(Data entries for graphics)
....
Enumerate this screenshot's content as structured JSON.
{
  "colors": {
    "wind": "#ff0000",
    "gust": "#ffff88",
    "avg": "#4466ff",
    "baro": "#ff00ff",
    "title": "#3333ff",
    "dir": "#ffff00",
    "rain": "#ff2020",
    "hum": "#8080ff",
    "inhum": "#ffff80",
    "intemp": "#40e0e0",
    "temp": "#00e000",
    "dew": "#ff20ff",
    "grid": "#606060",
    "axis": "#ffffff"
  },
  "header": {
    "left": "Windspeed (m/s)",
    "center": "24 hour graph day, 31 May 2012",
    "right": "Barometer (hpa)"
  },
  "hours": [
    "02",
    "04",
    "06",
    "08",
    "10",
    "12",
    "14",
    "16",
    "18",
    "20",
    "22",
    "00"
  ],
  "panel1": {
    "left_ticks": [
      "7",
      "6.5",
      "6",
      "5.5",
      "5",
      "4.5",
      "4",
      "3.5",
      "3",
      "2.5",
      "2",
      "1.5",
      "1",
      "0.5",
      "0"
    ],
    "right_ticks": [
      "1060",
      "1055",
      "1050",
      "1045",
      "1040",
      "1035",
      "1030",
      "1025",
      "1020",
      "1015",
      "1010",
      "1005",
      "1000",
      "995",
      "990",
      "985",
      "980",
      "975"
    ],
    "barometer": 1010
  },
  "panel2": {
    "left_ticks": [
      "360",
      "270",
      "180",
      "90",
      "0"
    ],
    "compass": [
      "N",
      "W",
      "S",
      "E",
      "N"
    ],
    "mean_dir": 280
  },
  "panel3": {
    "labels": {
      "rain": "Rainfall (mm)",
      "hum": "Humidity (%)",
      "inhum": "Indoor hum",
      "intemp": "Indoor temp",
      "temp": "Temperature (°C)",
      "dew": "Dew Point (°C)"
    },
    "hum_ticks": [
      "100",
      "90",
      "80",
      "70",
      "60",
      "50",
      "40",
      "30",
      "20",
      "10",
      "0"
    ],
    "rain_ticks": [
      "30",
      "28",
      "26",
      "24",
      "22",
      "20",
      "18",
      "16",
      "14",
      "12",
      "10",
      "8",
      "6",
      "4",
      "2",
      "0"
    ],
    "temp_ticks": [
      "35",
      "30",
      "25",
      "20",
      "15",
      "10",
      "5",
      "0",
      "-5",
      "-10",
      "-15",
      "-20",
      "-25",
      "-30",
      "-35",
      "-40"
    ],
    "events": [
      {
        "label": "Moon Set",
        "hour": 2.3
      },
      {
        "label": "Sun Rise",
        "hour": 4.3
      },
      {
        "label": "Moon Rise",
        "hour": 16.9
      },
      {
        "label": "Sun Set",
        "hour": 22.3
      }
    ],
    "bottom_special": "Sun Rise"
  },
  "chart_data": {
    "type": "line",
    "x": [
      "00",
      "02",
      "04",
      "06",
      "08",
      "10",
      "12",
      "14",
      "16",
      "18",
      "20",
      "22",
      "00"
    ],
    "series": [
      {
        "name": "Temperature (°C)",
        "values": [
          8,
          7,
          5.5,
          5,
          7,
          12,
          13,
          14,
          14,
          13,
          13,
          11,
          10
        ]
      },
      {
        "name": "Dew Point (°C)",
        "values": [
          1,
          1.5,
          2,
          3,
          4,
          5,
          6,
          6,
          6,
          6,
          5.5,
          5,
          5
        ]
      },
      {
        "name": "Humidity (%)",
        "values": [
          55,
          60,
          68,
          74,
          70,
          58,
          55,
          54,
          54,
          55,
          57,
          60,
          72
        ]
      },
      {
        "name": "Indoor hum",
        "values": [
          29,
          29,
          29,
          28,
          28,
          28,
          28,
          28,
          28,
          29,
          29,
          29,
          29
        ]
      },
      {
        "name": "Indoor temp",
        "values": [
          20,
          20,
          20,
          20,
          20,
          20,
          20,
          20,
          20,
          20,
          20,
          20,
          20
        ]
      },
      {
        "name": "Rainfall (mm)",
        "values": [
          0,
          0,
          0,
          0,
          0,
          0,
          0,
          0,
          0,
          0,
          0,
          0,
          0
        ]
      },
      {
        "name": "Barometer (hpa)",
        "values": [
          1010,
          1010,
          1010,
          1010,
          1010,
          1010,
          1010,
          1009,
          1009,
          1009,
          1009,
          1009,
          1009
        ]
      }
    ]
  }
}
....
Each line of the material must be restated exactly.

■ **Exercise answer**:
Enumerate this screenshot's content as structured JSON.
{
  "colors": {
    "wind": "#ff0000",
    "gust": "#ffff88",
    "avg": "#4466ff",
    "baro": "#ff00ff",
    "title": "#3333ff",
    "dir": "#ffff00",
    "rain": "#ff2020",
    "hum": "#8080ff",
    "inhum": "#ffff80",
    "intemp": "#40e0e0",
    "temp": "#00e000",
    "dew": "#ff20ff",
    "grid": "#606060",
    "axis": "#ffffff"
  },
  "header": {
    "left": "Windspeed (m/s)",
    "center": "24 hour graph day, 31 May 2012",
    "right": "Barometer (hpa)"
  },
  "hours": [
    "02",
    "04",
    "06",
    "08",
    "10",
    "12",
    "14",
    "16",
    "18",
    "20",
    "22",
    "00"
  ],
  "panel1": {
    "left_ticks": [
      "7",
      "6.5",
      "6",
      "5.5",
      "5",
      "4.5",
      "4",
      "3.5",
      "3",
      "2.5",
      "2",
      "1.5",
      "1",
      "0.5",
      "0"
    ],
    "right_ticks": [
      "1060",
      "1055",
      "1050",
      "1045",
      "1040",
      "1035",
      "1030",
      "1025",
      "1020",
      "1015",
      "1010",
      "1005",
      "1000",
      "995",
      "990",
      "985",
      "980",
      "975"
    ],
    "barometer": 1010
  },
  "panel2": {
    "left_ticks": [
      "360",
      "270",
      "180",
      "90",
      "0"
    ],
    "compass": [
      "N",
      "W",
      "S",
      "E",
      "N"
    ],
    "mean_dir": 280
  },
  "panel3": {
    "labels": {
      "rain": "Rainfall (mm)",
      "hum": "Humidity (%)",
      "inhum": "Indoor hum",
      "intemp": "Indoor temp",
      "temp": "Temperature (°C)",
      "dew": "Dew Point (°C)"
    },
    "hum_ticks": [
      "100",
      "90",
      "80",
      "70",
      "60",
      "50",
      "40",
      "30",
      "20",
      "10",
      "0"
    ],
    "rain_ticks": [
      "30",
      "28",
      "26",
      "24",
      "22",
      "20",
      "18",
      "16",
      "14",
      "12",
      "10",
      "8",
      "6",
      "4",
      "2",
      "0"
    ],
    "temp_ticks": [
      "35",
      "30",
      "25",
      "20",
      "15",
      "10",
      "5",
      "0",
      "-5",
      "-10",
      "-15",
      "-20",
      "-25",
      "-30",
      "-35",
      "-40"
    ],
    "events": [
      {
        "label": "Moon Set",
        "hour": 2.3
      },
      {
        "label": "Sun Rise",
        "hour": 4.3
      },
      {
        "label": "Moon Rise",
        "hour": 16.9
      },
      {
        "label": "Sun Set",
        "hour": 22.3
      }
    ],
    "bottom_special": "Sun Rise"
  },
  "chart_data": {
    "type": "line",
    "x": [
      "00",
      "02",
      "04",
      "06",
      "08",
      "10",
      "12",
      "14",
      "16",
      "18",
      "20",
      "22",
      "00"
    ],
    "series": [
      {
        "name": "Temperature (°C)",
        "values": [
          8,
          7,
          5.5,
          5,
          7,
          12,
          13,
          14,
          14,
          13,
          13,
          11,
          10
        ]
      },
      {
        "name": "Dew Point (°C)",
        "values": [
          1,
          1.5,
          2,
          3,
          4,
          5,
          6,
          6,
          6,
          6,
          5.5,
          5,
          5
        ]
      },
      {
        "name": "Humidity (%)",
        "values": [
          55,
          60,
          68,
          74,
          70,
          58,
          55,
          54,
          54,
          55,
          57,
          60,
          72
        ]
      },
      {
        "name": "Indoor hum",
        "values": [
          29,
          29,
          29,
          28,
          28,
          28,
          28,
          28,
          28,
          29,
          29,
          29,
          29
        ]
      },
      {
        "name": "Indoor temp",
        "values": [
          20,
          20,
          20,
          20,
          20,
          20,
          20,
          20,
          20,
          20,
          20,
          20,
          20
        ]
      },
      {
        "name": "Rainfall (mm)",
        "values": [
          0,
          0,
          0,
          0,
          0,
          0,
          0,
          0,
          0,
          0,
          0,
          0,
          0
        ]
      },
      {
        "name": "Barometer (hpa)",
        "values": [
          1010,
          1010,
          1010,
          1010,
          1010,
          1010,
          1010,
          1009,
          1009,
          1009,
          1009,
          1009,
          1009
        ]
      }
    ]
  }
}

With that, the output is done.